» **Your task**
Filter the entries below, keeping only lines with the word "image".

+++

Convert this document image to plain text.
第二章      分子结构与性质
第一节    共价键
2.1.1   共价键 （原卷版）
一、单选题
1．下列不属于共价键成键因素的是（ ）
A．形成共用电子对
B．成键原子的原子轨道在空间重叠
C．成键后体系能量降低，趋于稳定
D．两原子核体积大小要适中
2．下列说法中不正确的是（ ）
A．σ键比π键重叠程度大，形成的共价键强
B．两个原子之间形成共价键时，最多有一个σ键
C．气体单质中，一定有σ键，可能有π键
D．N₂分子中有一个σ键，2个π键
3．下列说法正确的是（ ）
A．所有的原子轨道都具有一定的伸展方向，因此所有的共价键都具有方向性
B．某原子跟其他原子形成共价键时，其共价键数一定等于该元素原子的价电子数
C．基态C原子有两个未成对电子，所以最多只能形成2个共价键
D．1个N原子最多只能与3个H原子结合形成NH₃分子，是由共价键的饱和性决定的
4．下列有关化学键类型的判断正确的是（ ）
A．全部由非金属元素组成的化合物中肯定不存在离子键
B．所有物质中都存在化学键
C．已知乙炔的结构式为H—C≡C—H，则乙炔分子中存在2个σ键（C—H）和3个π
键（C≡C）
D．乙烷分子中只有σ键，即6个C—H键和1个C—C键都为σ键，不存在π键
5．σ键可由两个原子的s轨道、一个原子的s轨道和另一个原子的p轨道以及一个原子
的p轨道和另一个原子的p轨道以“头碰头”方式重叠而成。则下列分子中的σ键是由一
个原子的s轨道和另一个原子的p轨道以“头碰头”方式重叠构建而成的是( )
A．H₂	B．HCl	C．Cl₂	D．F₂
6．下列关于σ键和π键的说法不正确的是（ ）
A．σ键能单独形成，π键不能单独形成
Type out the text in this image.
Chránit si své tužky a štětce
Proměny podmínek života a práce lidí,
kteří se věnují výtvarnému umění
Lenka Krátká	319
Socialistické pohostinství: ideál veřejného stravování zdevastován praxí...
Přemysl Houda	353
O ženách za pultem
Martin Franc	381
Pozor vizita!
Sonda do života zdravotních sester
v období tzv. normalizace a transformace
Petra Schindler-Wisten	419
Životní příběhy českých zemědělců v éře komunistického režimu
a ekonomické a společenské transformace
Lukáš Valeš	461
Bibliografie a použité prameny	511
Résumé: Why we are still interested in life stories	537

+++

» **Written solution**
Convert this document image to plain text.
Type out the text in this image.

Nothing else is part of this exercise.